# EXERCISE DESCRIPTION:
All of the material below is to be restated word for word, apart from the pictures.

# MATERIAL FOR THE TASK:
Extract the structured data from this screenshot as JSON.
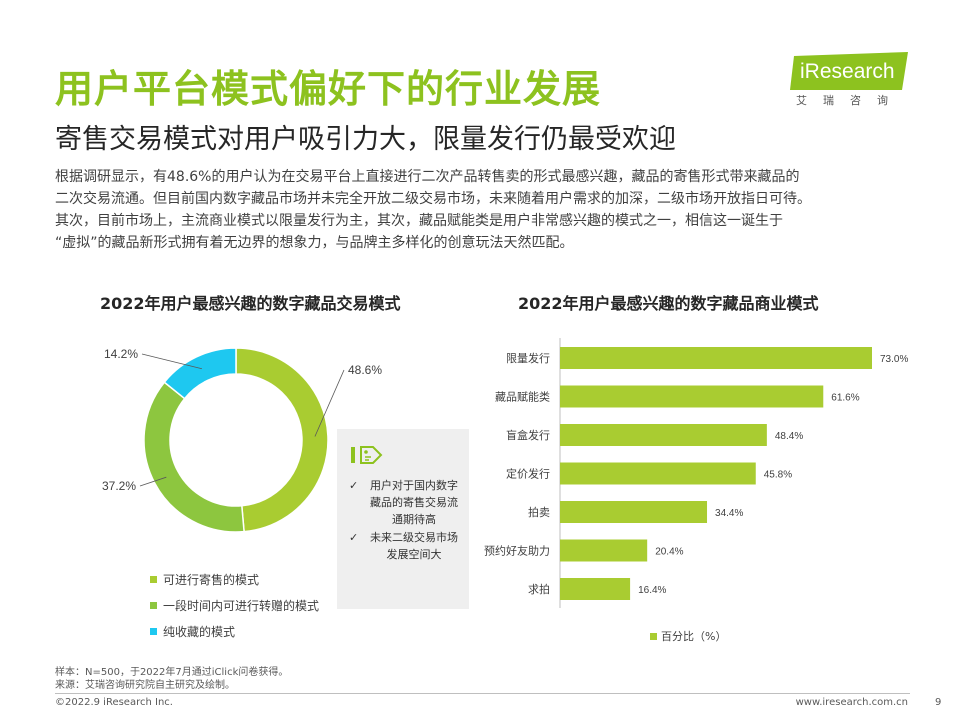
{
  "header": {
    "title": "用户平台模式偏好下的行业发展",
    "subtitle": "寄售交易模式对用户吸引力大，限量发行仍最受欢迎",
    "logo_word": "iResearch",
    "logo_sub": "艾瑞咨询"
  },
  "body_lines": [
    "根据调研显示，有48.6%的用户认为在交易平台上直接进行二次产品转售卖的形式最感兴趣，藏品的寄售形式带来藏品的",
    "二次交易流通。但目前国内数字藏品市场并未完全开放二级交易市场，未来随着用户需求的加深，二级市场开放指日可待。",
    "其次，目前市场上，主流商业模式以限量发行为主，其次，藏品赋能类是用户非常感兴趣的模式之一，相信这一诞生于",
    "“虚拟”的藏品新形式拥有着无边界的想象力，与品牌主多样化的创意玩法天然匹配。"
  ],
  "callout": {
    "items": [
      "用户对于国内数字藏品的寄售交易流通期待高",
      "未来二级交易市场发展空间大"
    ]
  },
  "footer": {
    "note1": "样本：N=500，于2022年7月通过iClick问卷获得。",
    "note2": "来源：艾瑞咨询研究院自主研究及绘制。",
    "copyright": "©2022.9 iResearch Inc.",
    "website": "www.iresearch.com.cn",
    "page": "9"
  },
  "colors": {
    "brand": "#8dc21f",
    "pie_green_light": "#a9cc31",
    "pie_green_dark": "#8dc63f",
    "pie_blue": "#1ec8f0",
    "bar": "#a9cc31"
  },
  "chart_data": [
    {
      "type": "pie",
      "title": "2022年用户最感兴趣的数字藏品交易模式",
      "categories": [
        "可进行寄售的模式",
        "一段时间内可进行转赠的模式",
        "纯收藏的模式"
      ],
      "values": [
        48.6,
        37.2,
        14.2
      ],
      "labels": [
        "48.6%",
        "37.2%",
        "14.2%"
      ]
    },
    {
      "type": "bar",
      "title": "2022年用户最感兴趣的数字藏品商业模式",
      "categories": [
        "限量发行",
        "藏品赋能类",
        "盲盒发行",
        "定价发行",
        "拍卖",
        "预约好友助力",
        "求拍"
      ],
      "values": [
        73.0,
        61.6,
        48.4,
        45.8,
        34.4,
        20.4,
        16.4
      ],
      "labels": [
        "73.0%",
        "61.6%",
        "48.4%",
        "45.8%",
        "34.4%",
        "20.4%",
        "16.4%"
      ],
      "legend": "百分比（%）",
      "xlim": [
        0,
        80
      ]
    }
  ]
}
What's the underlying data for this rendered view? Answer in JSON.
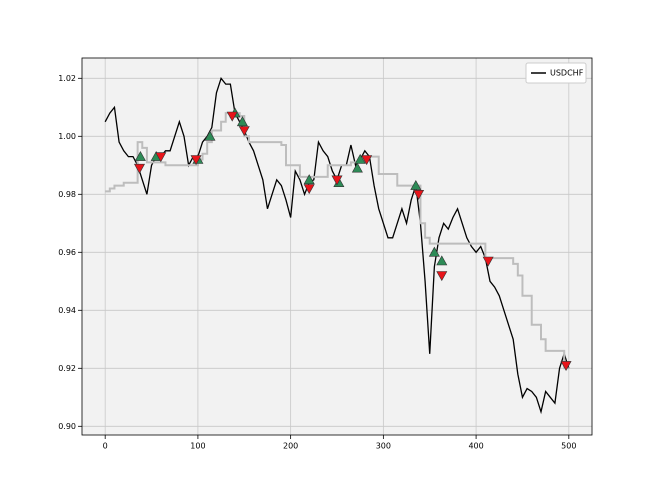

# EXERCISE SOLUTION:
Extract the structured data from this screenshot as JSON.
{
  "header": {
    "title": "用户平台模式偏好下的行业发展",
    "subtitle": "寄售交易模式对用户吸引力大，限量发行仍最受欢迎",
    "logo_word": "iResearch",
    "logo_sub": "艾瑞咨询"
  },
  "body_lines": [
    "根据调研显示，有48.6%的用户认为在交易平台上直接进行二次产品转售卖的形式最感兴趣，藏品的寄售形式带来藏品的",
    "二次交易流通。但目前国内数字藏品市场并未完全开放二级交易市场，未来随着用户需求的加深，二级市场开放指日可待。",
    "其次，目前市场上，主流商业模式以限量发行为主，其次，藏品赋能类是用户非常感兴趣的模式之一，相信这一诞生于",
    "“虚拟”的藏品新形式拥有着无边界的想象力，与品牌主多样化的创意玩法天然匹配。"
  ],
  "callout": {
    "items": [
      "用户对于国内数字藏品的寄售交易流通期待高",
      "未来二级交易市场发展空间大"
    ]
  },
  "footer": {
    "note1": "样本：N=500，于2022年7月通过iClick问卷获得。",
    "note2": "来源：艾瑞咨询研究院自主研究及绘制。",
    "copyright": "©2022.9 iResearch Inc.",
    "website": "www.iresearch.com.cn",
    "page": "9"
  },
  "colors": {
    "brand": "#8dc21f",
    "pie_green_light": "#a9cc31",
    "pie_green_dark": "#8dc63f",
    "pie_blue": "#1ec8f0",
    "bar": "#a9cc31"
  },
  "chart_data": [
    {
      "type": "pie",
      "title": "2022年用户最感兴趣的数字藏品交易模式",
      "categories": [
        "可进行寄售的模式",
        "一段时间内可进行转赠的模式",
        "纯收藏的模式"
      ],
      "values": [
        48.6,
        37.2,
        14.2
      ],
      "labels": [
        "48.6%",
        "37.2%",
        "14.2%"
      ]
    },
    {
      "type": "bar",
      "title": "2022年用户最感兴趣的数字藏品商业模式",
      "categories": [
        "限量发行",
        "藏品赋能类",
        "盲盒发行",
        "定价发行",
        "拍卖",
        "预约好友助力",
        "求拍"
      ],
      "values": [
        73.0,
        61.6,
        48.4,
        45.8,
        34.4,
        20.4,
        16.4
      ],
      "labels": [
        "73.0%",
        "61.6%",
        "48.4%",
        "45.8%",
        "34.4%",
        "20.4%",
        "16.4%"
      ],
      "legend": "百分比（%）",
      "xlim": [
        0,
        80
      ]
    }
  ]
}
What's the underlying data for this rendered view? Answer in JSON.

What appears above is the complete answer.